_TASK PROMPT:_ Isolate every line in the records below with "equipamentos" in it.

_EXTRACTED MATERIAL:_

[Start]

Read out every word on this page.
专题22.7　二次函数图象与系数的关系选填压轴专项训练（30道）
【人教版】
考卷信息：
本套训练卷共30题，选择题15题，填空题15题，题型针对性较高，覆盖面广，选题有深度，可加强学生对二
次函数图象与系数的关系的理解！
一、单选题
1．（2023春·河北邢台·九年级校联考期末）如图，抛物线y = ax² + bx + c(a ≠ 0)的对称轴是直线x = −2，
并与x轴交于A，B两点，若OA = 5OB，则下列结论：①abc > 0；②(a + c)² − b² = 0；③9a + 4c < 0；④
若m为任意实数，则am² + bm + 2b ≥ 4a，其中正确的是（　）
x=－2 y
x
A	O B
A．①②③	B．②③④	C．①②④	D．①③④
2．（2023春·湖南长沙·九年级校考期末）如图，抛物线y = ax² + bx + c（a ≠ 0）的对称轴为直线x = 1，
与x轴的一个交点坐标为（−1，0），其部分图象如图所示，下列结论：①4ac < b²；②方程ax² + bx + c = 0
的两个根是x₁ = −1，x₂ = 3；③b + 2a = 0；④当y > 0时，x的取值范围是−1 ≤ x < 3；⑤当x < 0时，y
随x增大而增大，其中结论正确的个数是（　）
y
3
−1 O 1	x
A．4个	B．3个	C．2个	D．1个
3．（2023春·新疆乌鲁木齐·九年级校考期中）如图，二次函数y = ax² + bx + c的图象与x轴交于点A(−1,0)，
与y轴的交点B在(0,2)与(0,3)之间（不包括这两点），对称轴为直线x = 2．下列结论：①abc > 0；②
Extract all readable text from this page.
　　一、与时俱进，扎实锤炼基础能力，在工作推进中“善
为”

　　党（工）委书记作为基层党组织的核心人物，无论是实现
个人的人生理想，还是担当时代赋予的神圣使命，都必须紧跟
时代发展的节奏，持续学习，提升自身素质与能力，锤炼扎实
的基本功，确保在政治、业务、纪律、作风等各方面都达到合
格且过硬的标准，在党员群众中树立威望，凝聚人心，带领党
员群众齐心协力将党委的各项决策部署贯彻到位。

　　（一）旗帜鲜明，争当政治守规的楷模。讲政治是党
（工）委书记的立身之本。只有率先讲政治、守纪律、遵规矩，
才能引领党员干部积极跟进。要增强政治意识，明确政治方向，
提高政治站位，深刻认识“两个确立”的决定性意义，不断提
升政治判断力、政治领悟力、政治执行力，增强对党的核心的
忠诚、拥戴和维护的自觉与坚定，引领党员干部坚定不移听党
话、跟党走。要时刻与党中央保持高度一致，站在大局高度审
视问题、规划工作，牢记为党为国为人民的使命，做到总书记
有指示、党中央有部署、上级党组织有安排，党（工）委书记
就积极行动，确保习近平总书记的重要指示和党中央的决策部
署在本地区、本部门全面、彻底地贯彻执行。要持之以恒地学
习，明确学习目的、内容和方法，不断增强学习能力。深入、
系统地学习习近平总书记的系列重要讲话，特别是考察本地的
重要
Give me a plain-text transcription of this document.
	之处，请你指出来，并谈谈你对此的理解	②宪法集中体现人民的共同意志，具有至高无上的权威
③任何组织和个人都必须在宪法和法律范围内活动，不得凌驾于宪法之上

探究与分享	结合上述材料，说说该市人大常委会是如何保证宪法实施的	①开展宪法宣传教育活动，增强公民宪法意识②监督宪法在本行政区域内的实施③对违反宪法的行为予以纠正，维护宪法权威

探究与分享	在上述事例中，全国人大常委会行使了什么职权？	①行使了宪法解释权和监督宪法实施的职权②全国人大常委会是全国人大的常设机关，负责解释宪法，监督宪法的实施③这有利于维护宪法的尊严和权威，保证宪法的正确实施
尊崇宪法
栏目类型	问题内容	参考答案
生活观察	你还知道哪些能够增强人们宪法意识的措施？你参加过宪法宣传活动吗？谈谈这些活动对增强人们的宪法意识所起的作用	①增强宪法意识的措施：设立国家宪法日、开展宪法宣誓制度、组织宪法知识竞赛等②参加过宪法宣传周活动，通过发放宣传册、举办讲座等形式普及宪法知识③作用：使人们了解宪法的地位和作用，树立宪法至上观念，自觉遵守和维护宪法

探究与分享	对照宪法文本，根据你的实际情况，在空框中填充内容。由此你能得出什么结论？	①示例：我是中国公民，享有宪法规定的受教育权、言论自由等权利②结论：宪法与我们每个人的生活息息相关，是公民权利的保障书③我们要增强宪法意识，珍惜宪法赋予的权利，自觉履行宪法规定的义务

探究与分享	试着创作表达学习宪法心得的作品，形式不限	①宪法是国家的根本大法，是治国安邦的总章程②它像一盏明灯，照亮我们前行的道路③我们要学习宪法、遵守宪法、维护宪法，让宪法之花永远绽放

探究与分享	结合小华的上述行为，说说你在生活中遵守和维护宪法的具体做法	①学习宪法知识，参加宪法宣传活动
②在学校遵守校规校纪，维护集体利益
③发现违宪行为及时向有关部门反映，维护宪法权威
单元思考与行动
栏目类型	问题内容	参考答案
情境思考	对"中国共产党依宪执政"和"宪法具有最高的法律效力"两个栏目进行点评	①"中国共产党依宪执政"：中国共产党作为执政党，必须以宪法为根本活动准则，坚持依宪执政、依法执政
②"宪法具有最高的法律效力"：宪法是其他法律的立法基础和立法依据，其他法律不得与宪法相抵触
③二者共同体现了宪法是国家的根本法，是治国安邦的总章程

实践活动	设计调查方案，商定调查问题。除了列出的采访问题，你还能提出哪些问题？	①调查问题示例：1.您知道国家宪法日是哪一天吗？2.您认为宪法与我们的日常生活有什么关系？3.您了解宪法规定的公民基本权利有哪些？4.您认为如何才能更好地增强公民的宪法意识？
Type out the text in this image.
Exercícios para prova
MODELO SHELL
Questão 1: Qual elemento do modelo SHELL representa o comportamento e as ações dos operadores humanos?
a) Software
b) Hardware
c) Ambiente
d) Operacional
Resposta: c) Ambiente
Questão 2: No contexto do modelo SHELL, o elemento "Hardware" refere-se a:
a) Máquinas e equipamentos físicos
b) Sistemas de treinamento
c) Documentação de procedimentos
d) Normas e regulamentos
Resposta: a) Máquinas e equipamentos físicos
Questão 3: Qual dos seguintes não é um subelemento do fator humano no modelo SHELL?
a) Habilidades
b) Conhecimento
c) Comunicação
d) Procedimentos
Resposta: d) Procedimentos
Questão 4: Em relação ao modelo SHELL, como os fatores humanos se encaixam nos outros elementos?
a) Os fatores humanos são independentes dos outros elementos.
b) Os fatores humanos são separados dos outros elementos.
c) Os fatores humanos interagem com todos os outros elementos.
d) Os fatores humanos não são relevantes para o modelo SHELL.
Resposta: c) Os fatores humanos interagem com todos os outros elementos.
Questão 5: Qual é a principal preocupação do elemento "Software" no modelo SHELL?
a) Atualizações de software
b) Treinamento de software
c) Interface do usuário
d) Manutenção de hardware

[End]

_THE COMPLETED TASK:_
a) Máquinas e equipamentos físicos
Resposta: a) Máquinas e equipamentos físicos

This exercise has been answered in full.